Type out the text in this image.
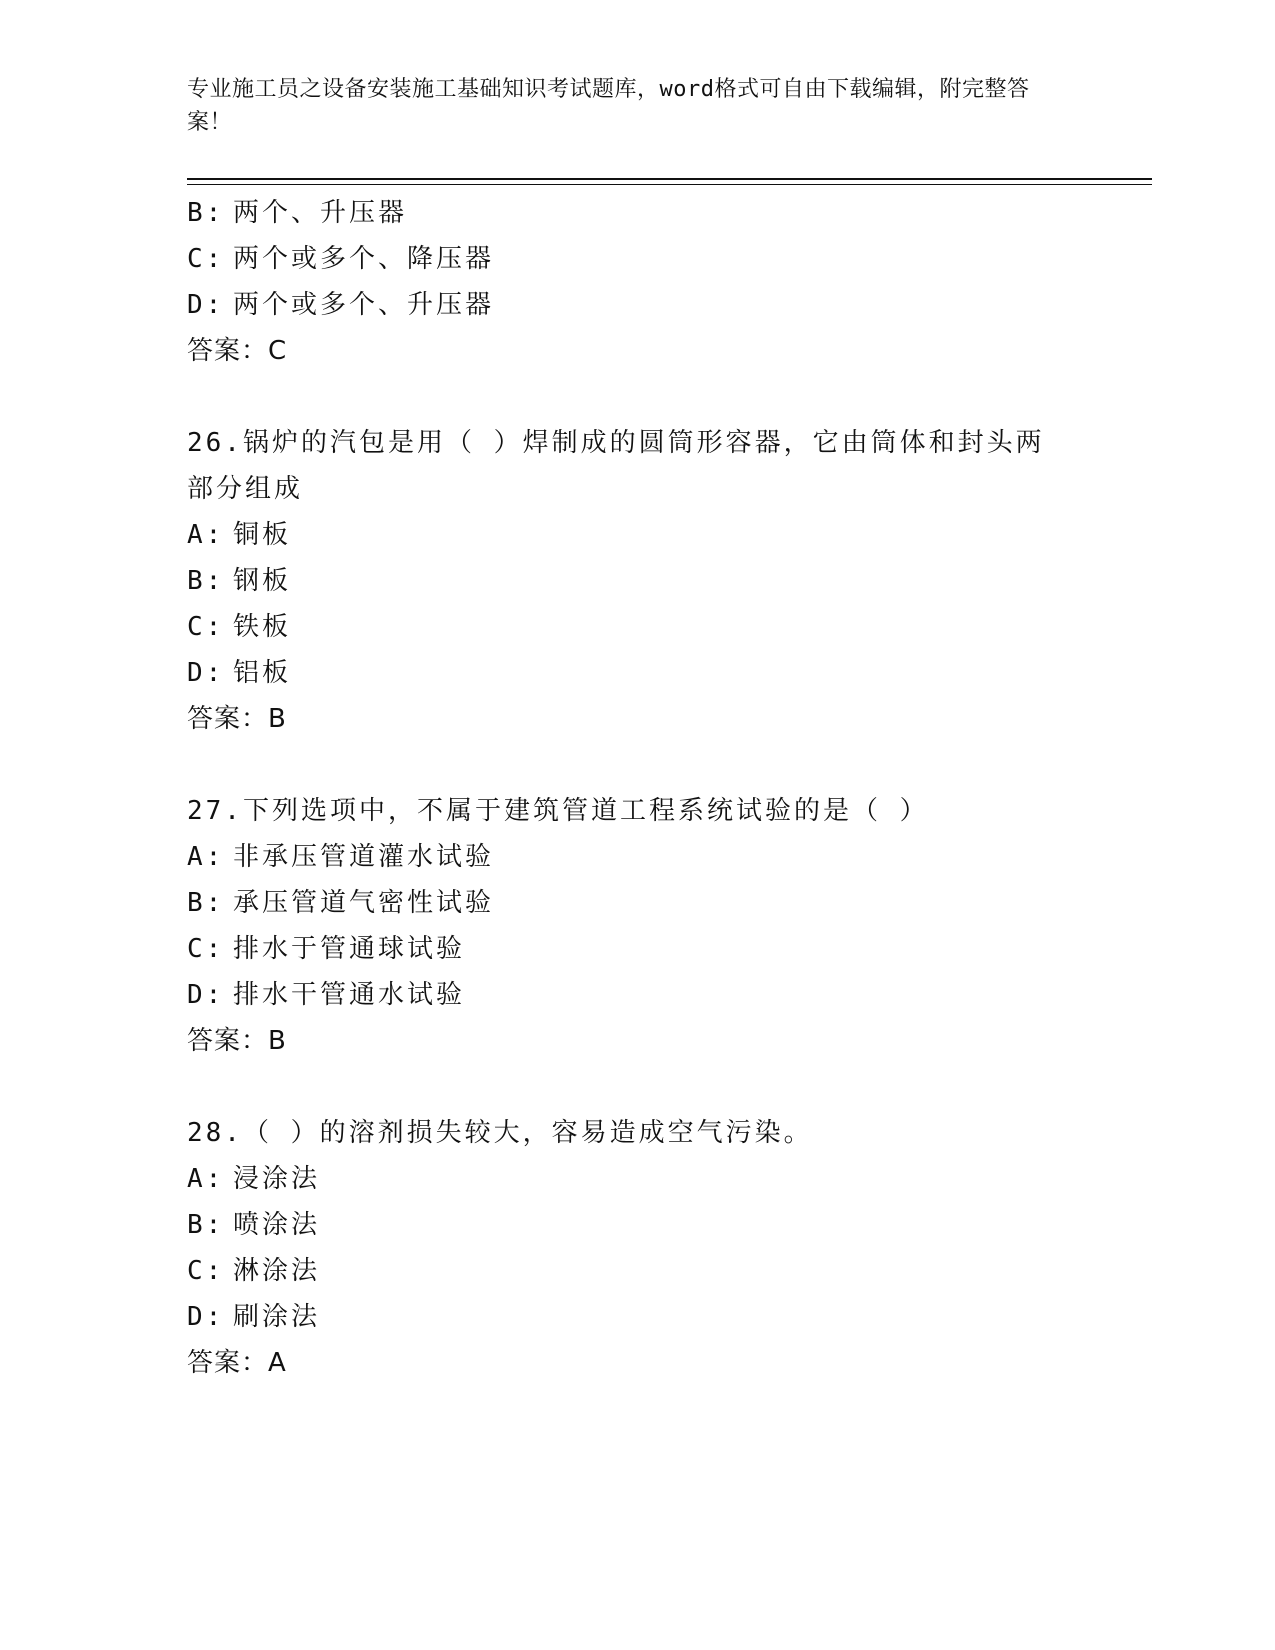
专业施工员之设备安装施工基础知识考试题库，word格式可自由下载编辑，附完整答案！
B: 两个、升压器
C: 两个或多个、降压器
D: 两个或多个、升压器
答案：C
26.锅炉的汽包是用（ ）焊制成的圆筒形容器，它由筒体和封头两部分组成
A: 铜板
B: 钢板
C: 铁板
D: 铝板
答案：B
27.下列选项中，不属于建筑管道工程系统试验的是（ ）
A: 非承压管道灌水试验
B: 承压管道气密性试验
C: 排水于管通球试验
D: 排水干管通水试验
答案：B
28.（ ）的溶剂损失较大，容易造成空气污染。
A: 浸涂法
B: 喷涂法
C: 淋涂法
D: 刷涂法
答案：A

[WHAT IS ASKED]: Each entry gets copied exactly; the pictures stay out.

[THE RESPONSE]:
Type out the text in this image.
专业施工员之设备安装施工基础知识考试题库，word格式可自由下载编辑，附完整答案！
B: 两个、升压器
C: 两个或多个、降压器
D: 两个或多个、升压器
答案：C
26.锅炉的汽包是用（ ）焊制成的圆筒形容器，它由筒体和封头两部分组成
A: 铜板
B: 钢板
C: 铁板
D: 铝板
答案：B
27.下列选项中，不属于建筑管道工程系统试验的是（ ）
A: 非承压管道灌水试验
B: 承压管道气密性试验
C: 排水于管通球试验
D: 排水干管通水试验
答案：B
28.（ ）的溶剂损失较大，容易造成空气污染。
A: 浸涂法
B: 喷涂法
C: 淋涂法
D: 刷涂法
答案：A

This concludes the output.